= Exercise instructions =
1. Translate this sentence from the dental cold sensitivity testing excerpt into Spanish: "The user may releasably couple the proximal end of the swab to the outlet."
2. According to the dental cold sensitivity testing excerpt, how does the absorbent tip of the swab become at least substantially saturated with coolant? Answer in one to three sentences.
3. From the dental cold sensitivity testing excerpt, reproduce the passage starting at "[0011] According to" and ending at "volume of coolant.".

= Excerpt =
▼▼▼

The pressurized container comprises an actuator and an outlet. The
swab may be as described above in the previous paragraph. The
proximal end of the swab may be releasably coupled to the outlet
(for example, by inserting the proximal end of the swab into the
outlet). When a user actuates the actuator, a volume of coolant may
be dispensed such that it passes through the outlet, the proximal
end, and the internal coolant channel to reach the absorbent tip
fixedly attached to the distal end of the swab. The absorbent tip
may be at least substantially saturated with the volume of
coolant.
[0011] According to another aspect of the present disclosure, a
user may use the swab and dental cold sensitivity testing apparatus
described in the above paragraphs to perform a dental cold
sensitivity test. The user may releasably couple the proximal end
of the swab to the outlet. Next, the user may actuate the actuator
to cause a volume of coolant to pass through the outlet, the
proximal end, and the internal coolant channel to reach the
absorbent tip fixedly attached to the distal end of the swab. The
user may thus at least substantially saturate the absorbent tip
with the volume of coolant.

▲▲▲

= Provided material =
▼▼▼

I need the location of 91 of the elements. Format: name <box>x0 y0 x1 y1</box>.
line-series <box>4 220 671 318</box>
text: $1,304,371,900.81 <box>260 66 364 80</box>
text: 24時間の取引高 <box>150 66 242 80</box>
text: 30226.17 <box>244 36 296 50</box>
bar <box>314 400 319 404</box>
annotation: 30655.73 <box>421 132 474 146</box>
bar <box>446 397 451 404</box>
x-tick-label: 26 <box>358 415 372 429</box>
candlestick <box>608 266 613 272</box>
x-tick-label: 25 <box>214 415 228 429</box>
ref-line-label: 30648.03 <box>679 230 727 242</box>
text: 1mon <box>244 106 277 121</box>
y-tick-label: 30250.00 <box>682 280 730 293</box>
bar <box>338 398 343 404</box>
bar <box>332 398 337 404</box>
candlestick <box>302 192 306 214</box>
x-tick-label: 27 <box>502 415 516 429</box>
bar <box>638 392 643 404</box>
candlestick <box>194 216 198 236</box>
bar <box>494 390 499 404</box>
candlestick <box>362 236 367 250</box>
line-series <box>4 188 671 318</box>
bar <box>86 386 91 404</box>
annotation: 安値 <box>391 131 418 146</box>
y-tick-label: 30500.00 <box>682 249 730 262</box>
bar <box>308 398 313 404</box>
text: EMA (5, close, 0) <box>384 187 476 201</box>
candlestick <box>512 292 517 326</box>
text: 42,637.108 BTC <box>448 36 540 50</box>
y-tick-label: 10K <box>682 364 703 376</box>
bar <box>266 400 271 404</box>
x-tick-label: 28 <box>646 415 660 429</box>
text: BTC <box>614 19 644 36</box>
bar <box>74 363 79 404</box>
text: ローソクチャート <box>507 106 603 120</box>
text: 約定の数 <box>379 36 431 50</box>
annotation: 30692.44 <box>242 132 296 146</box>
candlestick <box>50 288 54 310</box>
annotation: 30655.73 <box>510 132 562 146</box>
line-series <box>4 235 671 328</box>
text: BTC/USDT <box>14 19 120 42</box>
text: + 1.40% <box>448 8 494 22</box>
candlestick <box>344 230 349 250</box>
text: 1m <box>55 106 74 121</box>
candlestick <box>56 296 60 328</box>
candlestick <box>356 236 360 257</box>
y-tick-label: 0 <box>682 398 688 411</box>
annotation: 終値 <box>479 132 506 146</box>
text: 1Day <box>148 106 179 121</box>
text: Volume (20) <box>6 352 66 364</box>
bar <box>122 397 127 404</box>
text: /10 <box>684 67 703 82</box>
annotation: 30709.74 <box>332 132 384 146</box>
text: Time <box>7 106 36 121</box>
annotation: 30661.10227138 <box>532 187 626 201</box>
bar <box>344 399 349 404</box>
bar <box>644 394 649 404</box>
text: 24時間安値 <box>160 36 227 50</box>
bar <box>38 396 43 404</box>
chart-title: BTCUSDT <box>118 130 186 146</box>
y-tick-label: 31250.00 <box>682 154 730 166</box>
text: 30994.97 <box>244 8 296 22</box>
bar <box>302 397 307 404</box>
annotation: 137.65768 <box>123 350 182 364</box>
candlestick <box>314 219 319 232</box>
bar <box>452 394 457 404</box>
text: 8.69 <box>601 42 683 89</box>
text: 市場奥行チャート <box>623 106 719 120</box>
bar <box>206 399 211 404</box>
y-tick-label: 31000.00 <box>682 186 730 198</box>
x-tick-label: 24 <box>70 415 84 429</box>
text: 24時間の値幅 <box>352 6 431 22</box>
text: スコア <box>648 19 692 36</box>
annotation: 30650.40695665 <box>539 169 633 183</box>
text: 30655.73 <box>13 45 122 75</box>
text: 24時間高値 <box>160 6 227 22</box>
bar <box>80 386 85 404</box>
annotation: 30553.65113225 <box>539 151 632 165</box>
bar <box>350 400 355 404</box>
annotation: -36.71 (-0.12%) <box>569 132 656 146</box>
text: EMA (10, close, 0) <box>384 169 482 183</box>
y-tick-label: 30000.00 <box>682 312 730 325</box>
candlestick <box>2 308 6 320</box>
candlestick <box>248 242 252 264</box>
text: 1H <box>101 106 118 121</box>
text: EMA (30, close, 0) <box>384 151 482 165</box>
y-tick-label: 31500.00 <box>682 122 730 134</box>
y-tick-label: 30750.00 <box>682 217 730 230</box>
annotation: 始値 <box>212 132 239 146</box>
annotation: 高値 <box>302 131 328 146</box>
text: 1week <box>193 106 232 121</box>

▲▲▲

= Solution set =
1. El usuario puede acoplar de forma liberable el extremo proximal del hisopo a la salida.

2. When the user actuates the actuator, a volume of coolant is dispensed and passes through the outlet, the proximal end of the swab, and the internal coolant channel. It then reaches the absorbent tip fixedly attached to the distal end. That volume of coolant reaching the tip is what at least substantially saturates it.

3.
[0011] According to another aspect of the present disclosure, a
user may use the swab and dental cold sensitivity testing apparatus
described in the above paragraphs to perform a dental cold
sensitivity test. The user may releasably couple the proximal end
of the swab to the outlet. Next, the user may actuate the actuator
to cause a volume of coolant to pass through the outlet, the
proximal end, and the internal coolant channel to reach the
absorbent tip fixedly attached to the distal end of the swab. The
user may thus at least substantially saturate the absorbent tip
with the volume of coolant.